> [Directions for this task]:
In the entries below, count every line containing "deposit". Reply with the number alone.

++++ Entries shown

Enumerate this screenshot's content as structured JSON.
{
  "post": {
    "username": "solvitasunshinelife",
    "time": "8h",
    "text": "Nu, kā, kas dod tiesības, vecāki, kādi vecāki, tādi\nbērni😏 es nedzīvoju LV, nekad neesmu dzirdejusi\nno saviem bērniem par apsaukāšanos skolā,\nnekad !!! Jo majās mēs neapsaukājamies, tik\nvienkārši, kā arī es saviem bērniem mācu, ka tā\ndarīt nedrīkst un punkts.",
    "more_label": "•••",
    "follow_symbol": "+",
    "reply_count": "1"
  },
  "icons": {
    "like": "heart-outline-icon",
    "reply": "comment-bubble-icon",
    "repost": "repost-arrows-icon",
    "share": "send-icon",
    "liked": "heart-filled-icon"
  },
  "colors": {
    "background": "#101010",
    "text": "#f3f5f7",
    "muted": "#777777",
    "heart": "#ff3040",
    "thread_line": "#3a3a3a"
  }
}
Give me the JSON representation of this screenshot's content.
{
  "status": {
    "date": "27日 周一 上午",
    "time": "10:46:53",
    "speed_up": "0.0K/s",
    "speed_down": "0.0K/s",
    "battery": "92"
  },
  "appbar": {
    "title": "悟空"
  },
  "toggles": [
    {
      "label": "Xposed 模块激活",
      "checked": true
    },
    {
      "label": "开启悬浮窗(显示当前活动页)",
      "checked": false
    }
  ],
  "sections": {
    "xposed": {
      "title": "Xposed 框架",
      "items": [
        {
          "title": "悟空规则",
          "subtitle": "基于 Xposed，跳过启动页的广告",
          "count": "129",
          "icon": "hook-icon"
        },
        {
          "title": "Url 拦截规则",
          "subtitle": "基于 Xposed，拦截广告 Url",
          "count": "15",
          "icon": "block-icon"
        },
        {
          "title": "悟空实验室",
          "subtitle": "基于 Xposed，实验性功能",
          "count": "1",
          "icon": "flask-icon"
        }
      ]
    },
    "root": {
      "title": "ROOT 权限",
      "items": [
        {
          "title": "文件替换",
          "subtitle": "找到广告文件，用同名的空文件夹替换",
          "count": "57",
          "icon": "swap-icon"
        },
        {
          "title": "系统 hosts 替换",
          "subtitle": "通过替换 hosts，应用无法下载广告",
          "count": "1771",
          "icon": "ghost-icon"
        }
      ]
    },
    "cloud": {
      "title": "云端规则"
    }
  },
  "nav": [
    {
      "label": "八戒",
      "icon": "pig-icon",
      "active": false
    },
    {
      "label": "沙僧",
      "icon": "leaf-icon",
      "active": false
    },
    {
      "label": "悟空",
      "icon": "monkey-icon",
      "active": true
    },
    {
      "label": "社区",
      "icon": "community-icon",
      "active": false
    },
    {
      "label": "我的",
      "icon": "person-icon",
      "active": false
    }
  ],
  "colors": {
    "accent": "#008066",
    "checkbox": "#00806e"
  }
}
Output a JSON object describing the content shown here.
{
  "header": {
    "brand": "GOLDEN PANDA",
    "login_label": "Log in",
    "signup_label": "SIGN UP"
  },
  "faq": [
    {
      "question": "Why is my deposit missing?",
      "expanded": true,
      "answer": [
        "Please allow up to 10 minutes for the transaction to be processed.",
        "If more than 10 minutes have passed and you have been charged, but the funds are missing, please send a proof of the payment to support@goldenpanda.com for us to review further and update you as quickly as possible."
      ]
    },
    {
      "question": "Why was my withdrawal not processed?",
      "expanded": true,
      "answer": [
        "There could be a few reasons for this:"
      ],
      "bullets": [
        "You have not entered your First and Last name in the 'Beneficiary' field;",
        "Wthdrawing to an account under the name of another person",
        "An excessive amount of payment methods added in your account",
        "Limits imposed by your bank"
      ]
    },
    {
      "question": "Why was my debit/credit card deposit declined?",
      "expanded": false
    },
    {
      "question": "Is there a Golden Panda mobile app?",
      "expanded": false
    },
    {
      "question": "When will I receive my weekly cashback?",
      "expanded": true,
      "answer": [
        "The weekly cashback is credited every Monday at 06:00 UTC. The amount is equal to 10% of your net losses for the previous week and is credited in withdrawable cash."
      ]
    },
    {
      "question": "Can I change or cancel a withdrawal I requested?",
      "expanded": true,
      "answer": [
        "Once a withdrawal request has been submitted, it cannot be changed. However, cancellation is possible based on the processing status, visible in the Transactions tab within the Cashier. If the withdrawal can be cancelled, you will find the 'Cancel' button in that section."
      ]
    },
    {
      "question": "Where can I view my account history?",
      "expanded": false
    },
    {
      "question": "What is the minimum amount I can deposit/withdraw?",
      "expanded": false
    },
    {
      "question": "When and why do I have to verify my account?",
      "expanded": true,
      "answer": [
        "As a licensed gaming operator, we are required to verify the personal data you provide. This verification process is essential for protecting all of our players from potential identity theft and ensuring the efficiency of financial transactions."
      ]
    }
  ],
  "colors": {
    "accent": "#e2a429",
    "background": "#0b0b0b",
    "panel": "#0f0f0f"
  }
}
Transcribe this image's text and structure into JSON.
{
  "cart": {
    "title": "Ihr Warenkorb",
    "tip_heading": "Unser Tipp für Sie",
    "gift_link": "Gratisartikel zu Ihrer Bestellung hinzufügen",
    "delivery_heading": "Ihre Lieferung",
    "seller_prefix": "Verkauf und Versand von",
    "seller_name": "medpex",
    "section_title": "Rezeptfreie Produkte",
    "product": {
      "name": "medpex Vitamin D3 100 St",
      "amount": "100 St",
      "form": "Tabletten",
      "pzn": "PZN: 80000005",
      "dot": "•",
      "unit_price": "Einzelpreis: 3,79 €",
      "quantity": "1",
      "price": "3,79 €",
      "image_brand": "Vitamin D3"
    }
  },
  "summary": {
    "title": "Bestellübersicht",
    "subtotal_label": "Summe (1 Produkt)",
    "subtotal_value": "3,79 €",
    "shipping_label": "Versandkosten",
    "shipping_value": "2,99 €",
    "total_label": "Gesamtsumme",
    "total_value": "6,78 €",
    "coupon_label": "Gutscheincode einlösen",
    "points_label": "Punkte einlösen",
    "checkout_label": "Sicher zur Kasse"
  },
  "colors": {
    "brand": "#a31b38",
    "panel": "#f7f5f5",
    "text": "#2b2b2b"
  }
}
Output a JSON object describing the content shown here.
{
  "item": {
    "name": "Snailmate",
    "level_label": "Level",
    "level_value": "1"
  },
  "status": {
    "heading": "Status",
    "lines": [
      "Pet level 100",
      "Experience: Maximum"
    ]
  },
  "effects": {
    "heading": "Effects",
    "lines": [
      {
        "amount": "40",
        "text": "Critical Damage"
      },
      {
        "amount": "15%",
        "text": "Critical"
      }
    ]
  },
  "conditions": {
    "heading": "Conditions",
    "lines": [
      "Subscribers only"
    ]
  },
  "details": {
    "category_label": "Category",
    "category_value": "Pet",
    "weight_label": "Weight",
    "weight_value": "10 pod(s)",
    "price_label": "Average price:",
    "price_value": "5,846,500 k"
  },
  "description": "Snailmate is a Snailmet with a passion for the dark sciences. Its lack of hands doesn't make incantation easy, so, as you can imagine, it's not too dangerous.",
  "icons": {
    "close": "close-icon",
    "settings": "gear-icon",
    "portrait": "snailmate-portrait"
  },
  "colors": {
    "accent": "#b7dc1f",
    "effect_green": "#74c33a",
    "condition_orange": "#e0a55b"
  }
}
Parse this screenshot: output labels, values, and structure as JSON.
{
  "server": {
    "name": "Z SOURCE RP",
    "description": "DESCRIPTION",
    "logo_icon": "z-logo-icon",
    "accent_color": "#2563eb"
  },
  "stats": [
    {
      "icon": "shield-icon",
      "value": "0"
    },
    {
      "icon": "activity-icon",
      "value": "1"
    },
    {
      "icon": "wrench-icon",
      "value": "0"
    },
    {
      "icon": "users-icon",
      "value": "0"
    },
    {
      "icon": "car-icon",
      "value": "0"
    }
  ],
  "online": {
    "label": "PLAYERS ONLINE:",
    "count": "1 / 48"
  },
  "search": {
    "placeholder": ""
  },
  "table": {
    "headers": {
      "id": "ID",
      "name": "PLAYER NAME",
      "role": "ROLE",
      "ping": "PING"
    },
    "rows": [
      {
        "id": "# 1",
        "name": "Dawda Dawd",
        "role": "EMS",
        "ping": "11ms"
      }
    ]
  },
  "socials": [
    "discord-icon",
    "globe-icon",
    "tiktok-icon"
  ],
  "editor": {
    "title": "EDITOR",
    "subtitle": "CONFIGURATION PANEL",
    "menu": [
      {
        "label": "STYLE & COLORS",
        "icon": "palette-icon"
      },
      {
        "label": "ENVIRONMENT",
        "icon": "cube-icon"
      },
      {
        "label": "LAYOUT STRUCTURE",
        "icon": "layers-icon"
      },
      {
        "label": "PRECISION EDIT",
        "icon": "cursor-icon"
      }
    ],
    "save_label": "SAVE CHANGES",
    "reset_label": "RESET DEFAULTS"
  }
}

++++++++

> [Result of this exercise]:
3